# Supplied data

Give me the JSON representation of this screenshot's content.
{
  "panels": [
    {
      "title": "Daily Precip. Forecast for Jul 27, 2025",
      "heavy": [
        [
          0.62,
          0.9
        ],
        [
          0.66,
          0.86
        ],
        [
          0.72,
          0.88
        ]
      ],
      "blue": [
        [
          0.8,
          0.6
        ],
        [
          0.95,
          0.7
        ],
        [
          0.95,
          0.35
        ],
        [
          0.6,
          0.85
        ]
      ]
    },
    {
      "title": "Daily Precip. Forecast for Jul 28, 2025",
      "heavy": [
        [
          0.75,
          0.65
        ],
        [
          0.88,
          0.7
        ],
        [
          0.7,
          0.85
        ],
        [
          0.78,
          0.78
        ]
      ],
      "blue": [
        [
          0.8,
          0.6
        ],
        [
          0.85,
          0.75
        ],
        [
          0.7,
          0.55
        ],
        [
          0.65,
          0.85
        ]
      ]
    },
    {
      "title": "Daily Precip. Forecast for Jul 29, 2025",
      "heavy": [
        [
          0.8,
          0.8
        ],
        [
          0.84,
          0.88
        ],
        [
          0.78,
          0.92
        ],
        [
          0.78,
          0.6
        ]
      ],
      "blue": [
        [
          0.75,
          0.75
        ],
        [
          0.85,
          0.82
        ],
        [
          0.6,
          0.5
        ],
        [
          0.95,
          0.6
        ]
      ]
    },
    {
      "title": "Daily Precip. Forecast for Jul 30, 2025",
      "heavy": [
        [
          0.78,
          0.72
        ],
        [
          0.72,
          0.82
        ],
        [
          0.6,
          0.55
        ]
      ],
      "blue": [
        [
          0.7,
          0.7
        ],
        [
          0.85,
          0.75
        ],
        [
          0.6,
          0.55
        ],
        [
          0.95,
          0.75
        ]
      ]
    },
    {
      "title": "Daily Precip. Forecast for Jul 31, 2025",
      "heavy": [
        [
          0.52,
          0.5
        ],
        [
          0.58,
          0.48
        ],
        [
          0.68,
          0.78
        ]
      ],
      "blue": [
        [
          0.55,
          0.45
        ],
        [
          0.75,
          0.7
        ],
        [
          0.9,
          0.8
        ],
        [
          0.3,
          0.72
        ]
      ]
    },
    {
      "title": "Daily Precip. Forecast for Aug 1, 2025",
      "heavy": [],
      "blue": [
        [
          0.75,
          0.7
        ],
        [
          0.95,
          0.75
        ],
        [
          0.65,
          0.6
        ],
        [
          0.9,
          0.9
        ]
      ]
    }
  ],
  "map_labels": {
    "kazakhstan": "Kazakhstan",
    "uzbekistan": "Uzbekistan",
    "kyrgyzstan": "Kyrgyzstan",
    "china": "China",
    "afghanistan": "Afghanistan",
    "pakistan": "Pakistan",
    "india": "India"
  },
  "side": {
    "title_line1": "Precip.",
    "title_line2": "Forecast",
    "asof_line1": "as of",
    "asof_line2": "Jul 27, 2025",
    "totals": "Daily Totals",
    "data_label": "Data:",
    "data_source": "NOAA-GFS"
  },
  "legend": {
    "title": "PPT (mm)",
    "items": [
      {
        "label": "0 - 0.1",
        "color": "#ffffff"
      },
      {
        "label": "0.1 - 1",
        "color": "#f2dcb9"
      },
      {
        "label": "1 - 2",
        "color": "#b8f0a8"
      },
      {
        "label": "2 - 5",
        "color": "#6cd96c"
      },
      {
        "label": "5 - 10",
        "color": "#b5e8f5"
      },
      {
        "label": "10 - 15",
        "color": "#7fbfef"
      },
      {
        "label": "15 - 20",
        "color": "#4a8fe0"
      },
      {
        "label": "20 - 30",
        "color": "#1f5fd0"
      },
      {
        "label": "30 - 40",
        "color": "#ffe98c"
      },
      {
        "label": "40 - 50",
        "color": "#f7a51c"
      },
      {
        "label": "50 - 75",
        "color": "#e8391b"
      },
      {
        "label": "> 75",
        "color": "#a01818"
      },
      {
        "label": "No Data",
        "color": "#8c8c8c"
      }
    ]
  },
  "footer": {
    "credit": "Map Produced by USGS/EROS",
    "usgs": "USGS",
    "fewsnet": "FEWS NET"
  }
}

# The task
Copy out every line of the data that includes "USGS".

# Exercise answer
    "credit": "Map Produced by USGS/EROS",
    "usgs": "USGS",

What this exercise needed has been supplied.